-- Start of Document passage --

Model with First Order Differential Equation

**scherz0** · May 31st 2011, 08:48 AM

Dear all,

I'm having some trouble with the following question involving modelling with a first-order differential equation. My solution is below but it differs from the given answer. I also can't see where I might have erred.

Thank you.

----

18. Consider an insulated box (a building, perhaps) with internal temperature $u(t)$ . According to Newton's law of cooling, $u$ satisfies the differential equation

$\cfrac{du}{dt} = -k[u - T(t)]$ ,

where $T(t)$ is the external temperature. Suppose that $T(t)$ varies sinusoidally; assume that $T(t) = T_0 + T_1cos(wt)$

a) Solve the differential equation above and express $u(t)$ in terms of $t,k,T_0,T_1, w$ .

-- End of Document passage --

To be done:
1. Give the forum post again from "18. Consider an" up to and including "of $t,k,T_0,T_1, w$ .", swapping "insulated" for "sealed".
2. Do these statements agree with the forum post? Answer yes or no for each, and quote the words that decide it. (a) The poster's solution matches the given answer. (b) The external temperature is assumed to vary sinusoidally. (c) In the problem, $u(t)$ stands for the external temperature.

-- Start of Dataset content --

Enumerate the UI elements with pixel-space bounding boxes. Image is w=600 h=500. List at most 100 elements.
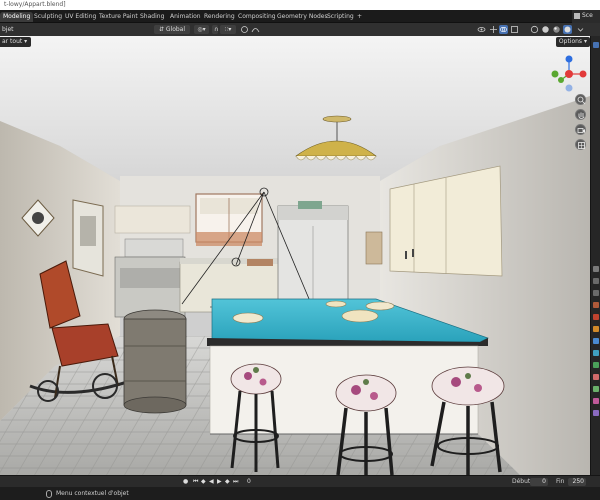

-- End of Dataset content --

The answers:
1.
18. Consider an sealed box (a building, perhaps) with internal temperature $u(t)$ . According to Newton's law of cooling, $u$ satisfies the differential equation

$\cfrac{du}{dt} = -k[u - T(t)]$ ,

where $T(t)$ is the external temperature. Suppose that $T(t)$ varies sinusoidally; assume that $T(t) = T_0 + T_1cos(wt)$

a) Solve the differential equation above and express $u(t)$ in terms of $t,k,T_0,T_1, w$ .

2.
(a) No: "it differs from the given answer"
(b) Yes: "Suppose that $T(t)$ varies sinusoidally"
(c) No: "with internal temperature $u(t)$"